- **What you need to do**: Reproduce the records. Keep every word exact and include no images.

━━━

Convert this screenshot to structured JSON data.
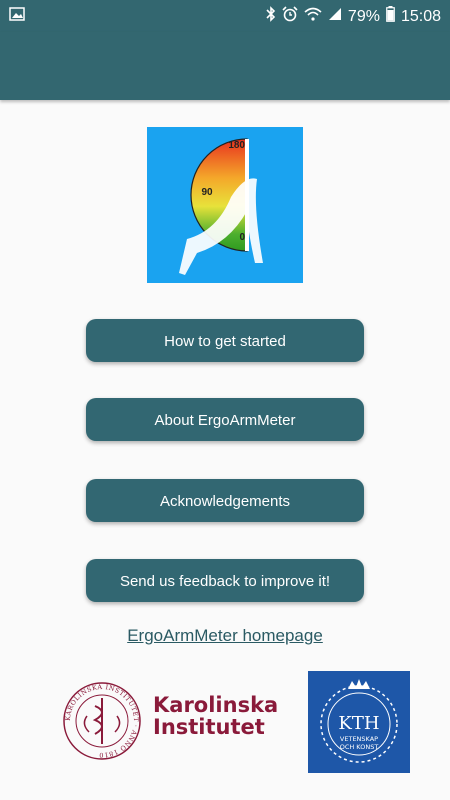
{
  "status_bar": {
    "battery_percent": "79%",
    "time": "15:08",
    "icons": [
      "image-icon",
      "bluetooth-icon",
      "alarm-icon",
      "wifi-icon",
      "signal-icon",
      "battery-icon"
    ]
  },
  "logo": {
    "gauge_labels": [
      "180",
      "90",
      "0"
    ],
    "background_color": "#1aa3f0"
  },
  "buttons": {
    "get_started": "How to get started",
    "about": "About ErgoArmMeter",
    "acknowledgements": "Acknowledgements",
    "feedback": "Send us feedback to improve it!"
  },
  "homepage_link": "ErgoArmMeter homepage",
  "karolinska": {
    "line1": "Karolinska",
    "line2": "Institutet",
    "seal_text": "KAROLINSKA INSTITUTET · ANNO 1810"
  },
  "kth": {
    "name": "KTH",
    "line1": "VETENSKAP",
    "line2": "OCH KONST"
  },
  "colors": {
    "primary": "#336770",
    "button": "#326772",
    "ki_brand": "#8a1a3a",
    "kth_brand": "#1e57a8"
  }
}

━━━

- **Response to this task**:
Convert this screenshot to structured JSON data.
{
  "status_bar": {
    "battery_percent": "79%",
    "time": "15:08",
    "icons": [
      "image-icon",
      "bluetooth-icon",
      "alarm-icon",
      "wifi-icon",
      "signal-icon",
      "battery-icon"
    ]
  },
  "logo": {
    "gauge_labels": [
      "180",
      "90",
      "0"
    ],
    "background_color": "#1aa3f0"
  },
  "buttons": {
    "get_started": "How to get started",
    "about": "About ErgoArmMeter",
    "acknowledgements": "Acknowledgements",
    "feedback": "Send us feedback to improve it!"
  },
  "homepage_link": "ErgoArmMeter homepage",
  "karolinska": {
    "line1": "Karolinska",
    "line2": "Institutet",
    "seal_text": "KAROLINSKA INSTITUTET · ANNO 1810"
  },
  "kth": {
    "name": "KTH",
    "line1": "VETENSKAP",
    "line2": "OCH KONST"
  },
  "colors": {
    "primary": "#336770",
    "button": "#326772",
    "ki_brand": "#8a1a3a",
    "kth_brand": "#1e57a8"
  }
}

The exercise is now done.